• [INPUT DATA]:
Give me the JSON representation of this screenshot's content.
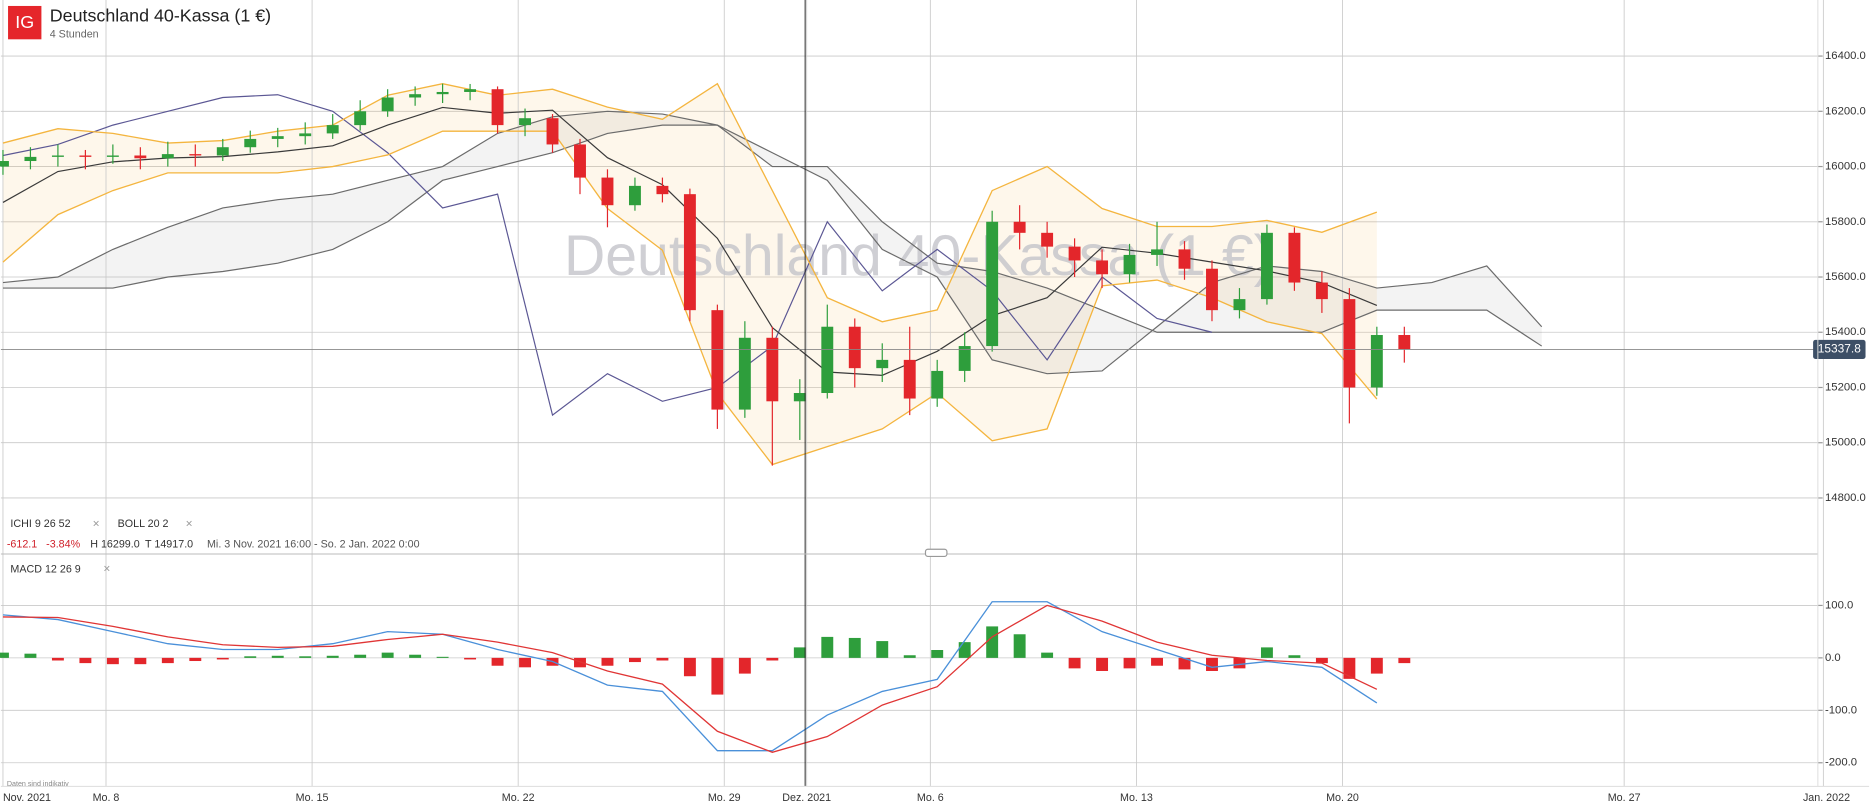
{
  "header": {
    "logo": "IG",
    "title": "Deutschland 40-Kassa (1 €)",
    "subtitle": "4 Stunden"
  },
  "info": {
    "ichi": "ICHI 9 26 52",
    "boll": "BOLL 20 2",
    "change": -612.1,
    "change_pct": "-3.84%",
    "high": "H 16299.0",
    "low": "T 14917.0",
    "range": "Mi. 3 Nov. 2021 16:00 - So. 2 Jan. 2022 0:00",
    "macd": "MACD 12 26 9"
  },
  "footnote": "Daten sind indikativ",
  "chart_data": [
    {
      "type": "candlestick",
      "x": [
        -15,
        -11,
        -7,
        -3,
        1,
        5,
        9,
        13,
        17,
        21,
        25,
        29,
        33,
        37,
        41,
        45,
        49,
        53,
        57,
        61,
        65,
        69,
        73,
        77,
        81,
        85,
        89,
        93,
        97,
        101,
        105,
        109,
        113,
        117,
        121,
        125,
        129,
        133,
        137,
        141,
        145,
        149,
        153,
        157,
        161,
        165,
        169,
        173,
        177,
        181,
        185,
        189
      ],
      "candles": {
        "open": [
          16000,
          16020,
          16035,
          16040,
          16035,
          16040,
          16030,
          16045,
          16040,
          16070,
          16100,
          16110,
          16120,
          16150,
          16200,
          16250,
          16262,
          16270,
          16280,
          16150,
          16175,
          16080,
          15960,
          15860,
          15930,
          15900,
          15480,
          15120,
          15380,
          15150,
          15180,
          15420,
          15270,
          15300,
          15160,
          15260,
          15350,
          15800,
          15760,
          15710,
          15660,
          15610,
          15680,
          15700,
          15630,
          15480,
          15520,
          15760,
          15580,
          15520,
          15200,
          15390
        ],
        "high": [
          16060,
          16070,
          16080,
          16060,
          16080,
          16070,
          16090,
          16080,
          16100,
          16130,
          16140,
          16160,
          16190,
          16240,
          16280,
          16290,
          16300,
          16299,
          16290,
          16210,
          16190,
          16100,
          15990,
          15960,
          15960,
          15920,
          15500,
          15440,
          15420,
          15230,
          15500,
          15450,
          15360,
          15420,
          15300,
          15400,
          15840,
          15860,
          15800,
          15740,
          15700,
          15720,
          15800,
          15730,
          15660,
          15560,
          15790,
          15780,
          15620,
          15560,
          15420,
          15420
        ],
        "low": [
          15970,
          15990,
          16000,
          15990,
          16010,
          15990,
          16000,
          16000,
          16020,
          16050,
          16070,
          16080,
          16100,
          16130,
          16180,
          16220,
          16230,
          16240,
          16120,
          16110,
          16050,
          15900,
          15780,
          15840,
          15870,
          15440,
          15050,
          15090,
          14917,
          15010,
          15160,
          15200,
          15220,
          15100,
          15130,
          15220,
          15330,
          15700,
          15670,
          15600,
          15560,
          15580,
          15640,
          15590,
          15440,
          15450,
          15500,
          15550,
          15470,
          15070,
          15170,
          15290
        ],
        "close": [
          16020,
          16035,
          16040,
          16035,
          16040,
          16030,
          16045,
          16040,
          16070,
          16100,
          16110,
          16120,
          16150,
          16200,
          16250,
          16262,
          16270,
          16280,
          16150,
          16175,
          16080,
          15960,
          15860,
          15930,
          15900,
          15480,
          15120,
          15380,
          15150,
          15180,
          15420,
          15270,
          15300,
          15160,
          15260,
          15350,
          15800,
          15760,
          15710,
          15660,
          15610,
          15680,
          15700,
          15630,
          15480,
          15520,
          15760,
          15580,
          15520,
          15200,
          15390,
          15338
        ]
      },
      "up_color": "#2e9e3c",
      "down_color": "#e3262b",
      "bands_x": [
        -15,
        -7,
        1,
        9,
        17,
        25,
        33,
        41,
        49,
        57,
        65,
        73,
        81,
        89,
        97,
        105,
        113,
        121,
        129,
        137,
        145,
        153,
        161,
        169,
        177,
        185
      ],
      "boll_upper": [
        16085,
        16137,
        16120,
        16085,
        16094,
        16128,
        16150,
        16258,
        16300,
        16258,
        16280,
        16215,
        16171,
        16300,
        15913,
        15525,
        15438,
        15481,
        15913,
        16000,
        15848,
        15783,
        15783,
        15805,
        15762,
        15835
      ],
      "boll_lower": [
        15654,
        15826,
        15913,
        15977,
        15977,
        15977,
        16000,
        16042,
        16128,
        16128,
        16128,
        15848,
        15697,
        15180,
        14921,
        14986,
        15050,
        15180,
        15007,
        15050,
        15568,
        15589,
        15525,
        15438,
        15395,
        15158
      ],
      "boll_mid": [
        15870,
        15982,
        16017,
        16031,
        16036,
        16053,
        16075,
        16150,
        16214,
        16193,
        16204,
        16032,
        15934,
        15740,
        15417,
        15256,
        15244,
        15331,
        15460,
        15525,
        15708,
        15686,
        15654,
        15622,
        15579,
        15497
      ],
      "boll_color": "#f4b53f",
      "mid_color": "#3a3a3a",
      "cloud_x": [
        -15,
        -7,
        1,
        9,
        17,
        25,
        33,
        41,
        49,
        57,
        65,
        73,
        81,
        89,
        97,
        105,
        113,
        121,
        129,
        137,
        145,
        153,
        161,
        169,
        177,
        185,
        193,
        201,
        209
      ],
      "span_a": [
        15580,
        15600,
        15700,
        15780,
        15850,
        15880,
        15900,
        15950,
        16000,
        16120,
        16180,
        16200,
        16190,
        16150,
        16050,
        15950,
        15700,
        15600,
        15300,
        15250,
        15260,
        15420,
        15580,
        15640,
        15620,
        15560,
        15580,
        15640,
        15420
      ],
      "span_b": [
        15560,
        15560,
        15560,
        15600,
        15620,
        15650,
        15700,
        15800,
        15950,
        16000,
        16050,
        16120,
        16150,
        16150,
        16000,
        16000,
        15800,
        15650,
        15620,
        15560,
        15480,
        15400,
        15400,
        15400,
        15400,
        15480,
        15480,
        15480,
        15350
      ],
      "cloud_color": "#6b6b6b",
      "lag_x": [
        -15,
        -7,
        1,
        9,
        17,
        25,
        33,
        41,
        49,
        57,
        65,
        73,
        81,
        89,
        97,
        105,
        113,
        121,
        129,
        137,
        145,
        153,
        161
      ],
      "lag": [
        16040,
        16080,
        16150,
        16200,
        16250,
        16260,
        16200,
        16050,
        15850,
        15900,
        15100,
        15250,
        15150,
        15200,
        15350,
        15800,
        15550,
        15700,
        15550,
        15300,
        15600,
        15450,
        15400
      ],
      "lag_color": "#5b5794",
      "last_price": 15337.8,
      "xlim": [
        -15.3,
        249.2
      ],
      "ylim": [
        14748,
        16603
      ],
      "yticks": [
        {
          "value": 14800,
          "label": "14800.0"
        },
        {
          "value": 15000,
          "label": "15000.0"
        },
        {
          "value": 15200,
          "label": "15200.0"
        },
        {
          "value": 15400,
          "label": "15400.0"
        },
        {
          "value": 15600,
          "label": "15600.0"
        },
        {
          "value": 15800,
          "label": "15800.0"
        },
        {
          "value": 16000,
          "label": "16000.0"
        },
        {
          "value": 16200,
          "label": "16200.0"
        },
        {
          "value": 16400,
          "label": "16400.0"
        }
      ]
    },
    {
      "type": "macd",
      "line_x": [
        -15,
        -7,
        1,
        9,
        17,
        25,
        33,
        41,
        49,
        57,
        65,
        73,
        81,
        89,
        97,
        105,
        113,
        121,
        129,
        137,
        145,
        153,
        161,
        169,
        177,
        185
      ],
      "macd": [
        82,
        73,
        50,
        27,
        16,
        16,
        27,
        50,
        45,
        16,
        -7,
        -52,
        -64,
        -177,
        -177,
        -109,
        -64,
        -41,
        107,
        107,
        50,
        16,
        -18,
        -7,
        -18,
        -86
      ],
      "signal": [
        78,
        77,
        60,
        40,
        25,
        20,
        22,
        35,
        45,
        30,
        10,
        -25,
        -50,
        -140,
        -180,
        -150,
        -90,
        -55,
        40,
        100,
        70,
        30,
        5,
        -5,
        -10,
        -60
      ],
      "macd_color": "#4a90d9",
      "signal_color": "#e03535",
      "hist_x": [
        -15,
        -11,
        -7,
        -3,
        1,
        5,
        9,
        13,
        17,
        21,
        25,
        29,
        33,
        37,
        41,
        45,
        49,
        53,
        57,
        61,
        65,
        69,
        73,
        77,
        81,
        85,
        89,
        93,
        97,
        101,
        105,
        109,
        113,
        117,
        121,
        125,
        129,
        133,
        137,
        141,
        145,
        149,
        153,
        157,
        161,
        165,
        169,
        173,
        177,
        181,
        185,
        189
      ],
      "histogram": [
        10,
        8,
        -5,
        -10,
        -12,
        -12,
        -10,
        -6,
        -3,
        3,
        4,
        3,
        4,
        6,
        10,
        6,
        2,
        -3,
        -15,
        -18,
        -15,
        -18,
        -15,
        -8,
        -5,
        -35,
        -70,
        -30,
        -5,
        20,
        40,
        38,
        32,
        5,
        15,
        30,
        60,
        45,
        10,
        -20,
        -25,
        -20,
        -15,
        -22,
        -25,
        -20,
        20,
        5,
        -10,
        -40,
        -30,
        -10
      ],
      "xlim": [
        -15.3,
        249.2
      ],
      "ylim": [
        -245,
        198
      ],
      "yticks": [
        {
          "value": -200,
          "label": "-200.0"
        },
        {
          "value": -100,
          "label": "-100.0"
        },
        {
          "value": 0,
          "label": "0.0"
        },
        {
          "value": 100,
          "label": "100.0"
        }
      ],
      "xticks": [
        {
          "value": -15,
          "label": "Nov. 2021"
        },
        {
          "value": 0,
          "label": "Mo. 8"
        },
        {
          "value": 30,
          "label": "Mo. 15"
        },
        {
          "value": 60,
          "label": "Mo. 22"
        },
        {
          "value": 90,
          "label": "Mo. 29"
        },
        {
          "value": 102,
          "label": "Dez. 2021"
        },
        {
          "value": 120,
          "label": "Mo. 6"
        },
        {
          "value": 150,
          "label": "Mo. 13"
        },
        {
          "value": 180,
          "label": "Mo. 20"
        },
        {
          "value": 221,
          "label": "Mo. 27"
        },
        {
          "value": 250,
          "label": "Jan. 2022"
        }
      ]
    }
  ]
}
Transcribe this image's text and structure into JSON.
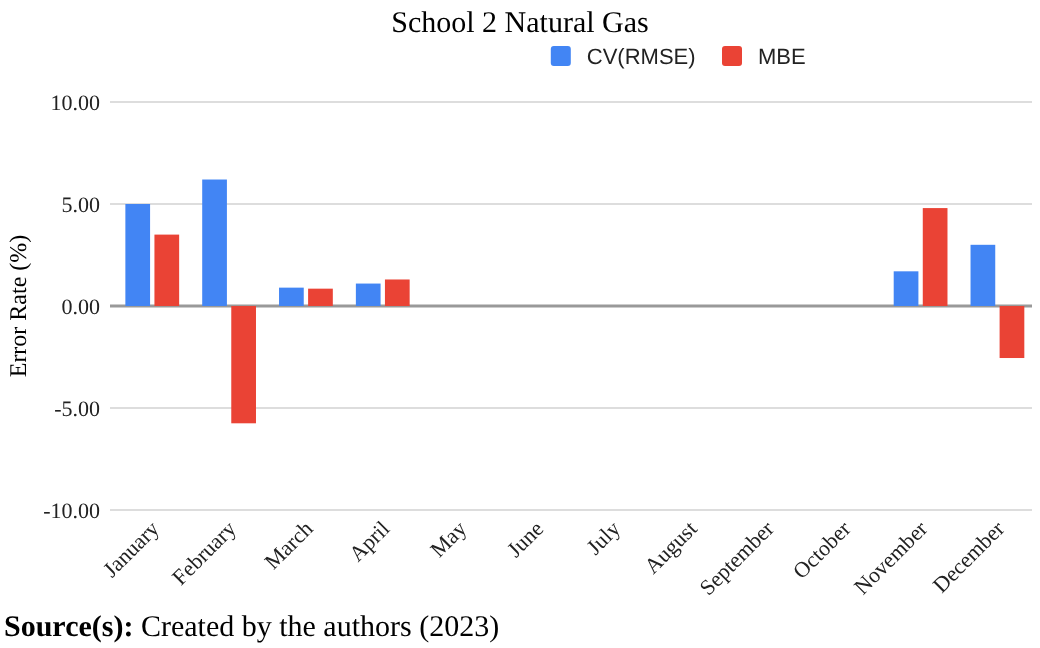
{
  "chart_data": {
    "type": "bar",
    "title": "School 2 Natural Gas",
    "ylabel": "Error Rate  (%)",
    "categories": [
      "January",
      "February",
      "March",
      "April",
      "May",
      "June",
      "July",
      "August",
      "September",
      "October",
      "November",
      "December"
    ],
    "series": [
      {
        "name": "CV(RMSE)",
        "color": "#4285f4",
        "values": [
          5.0,
          6.2,
          0.9,
          1.1,
          0,
          0,
          0,
          0,
          0,
          0,
          1.7,
          3.0
        ]
      },
      {
        "name": "MBE",
        "color": "#ea4335",
        "values": [
          3.5,
          -5.75,
          0.85,
          1.3,
          0,
          0,
          0,
          0,
          0,
          0,
          4.8,
          -2.55
        ]
      }
    ],
    "ylim": [
      -10,
      10
    ],
    "yticks": [
      {
        "value": -10,
        "label": "-10.00"
      },
      {
        "value": -5,
        "label": "-5.00"
      },
      {
        "value": 0,
        "label": "0.00"
      },
      {
        "value": 5,
        "label": "5.00"
      },
      {
        "value": 10,
        "label": "10.00"
      }
    ],
    "grid": "y",
    "legend": "top",
    "annotations": [
      "Source(s): Created by the authors (2023)"
    ]
  }
}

• [WHAT YOU NEED TO DO]: In the entries above, count each line that holds "this". Give the total and nothing else.

• [RESPONSE BELOW]: 2